#### What to work on:
Copy out each line containing "JSON" from the entries below.

** begin Source data **

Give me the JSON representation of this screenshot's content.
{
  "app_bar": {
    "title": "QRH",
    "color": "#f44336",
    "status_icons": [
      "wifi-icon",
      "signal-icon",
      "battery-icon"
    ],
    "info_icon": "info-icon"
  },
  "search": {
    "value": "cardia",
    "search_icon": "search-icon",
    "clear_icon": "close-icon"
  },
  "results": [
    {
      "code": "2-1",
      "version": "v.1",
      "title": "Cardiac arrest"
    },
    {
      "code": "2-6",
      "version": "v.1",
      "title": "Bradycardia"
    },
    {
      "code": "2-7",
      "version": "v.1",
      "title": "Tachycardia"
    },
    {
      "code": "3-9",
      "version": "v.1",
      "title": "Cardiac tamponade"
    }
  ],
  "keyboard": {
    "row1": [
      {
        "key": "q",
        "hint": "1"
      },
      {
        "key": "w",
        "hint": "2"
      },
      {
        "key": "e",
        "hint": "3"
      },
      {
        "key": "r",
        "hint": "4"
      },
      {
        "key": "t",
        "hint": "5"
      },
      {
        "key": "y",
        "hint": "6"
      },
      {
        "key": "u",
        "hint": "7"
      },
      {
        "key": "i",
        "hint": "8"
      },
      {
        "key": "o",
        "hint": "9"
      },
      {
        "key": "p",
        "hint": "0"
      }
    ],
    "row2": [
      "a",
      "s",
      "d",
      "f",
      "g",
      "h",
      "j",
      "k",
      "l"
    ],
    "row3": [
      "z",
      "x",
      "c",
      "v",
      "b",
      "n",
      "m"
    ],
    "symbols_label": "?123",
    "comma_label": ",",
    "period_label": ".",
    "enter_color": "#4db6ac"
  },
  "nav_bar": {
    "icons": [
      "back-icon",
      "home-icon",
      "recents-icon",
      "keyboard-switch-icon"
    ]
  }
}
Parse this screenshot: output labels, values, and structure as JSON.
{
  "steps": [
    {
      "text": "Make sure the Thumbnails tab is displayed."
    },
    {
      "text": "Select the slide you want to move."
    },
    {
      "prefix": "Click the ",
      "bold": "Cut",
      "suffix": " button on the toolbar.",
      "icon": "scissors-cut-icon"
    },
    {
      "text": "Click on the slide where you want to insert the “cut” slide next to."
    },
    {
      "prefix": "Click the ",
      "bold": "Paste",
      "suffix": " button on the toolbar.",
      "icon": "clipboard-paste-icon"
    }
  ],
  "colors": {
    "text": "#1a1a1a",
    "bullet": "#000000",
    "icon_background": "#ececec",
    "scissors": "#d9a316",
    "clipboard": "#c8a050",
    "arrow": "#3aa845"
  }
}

** end Source data **

#### Solution to this task:
Give me the JSON representation of this screenshot's content.
Parse this screenshot: output labels, values, and structure as JSON.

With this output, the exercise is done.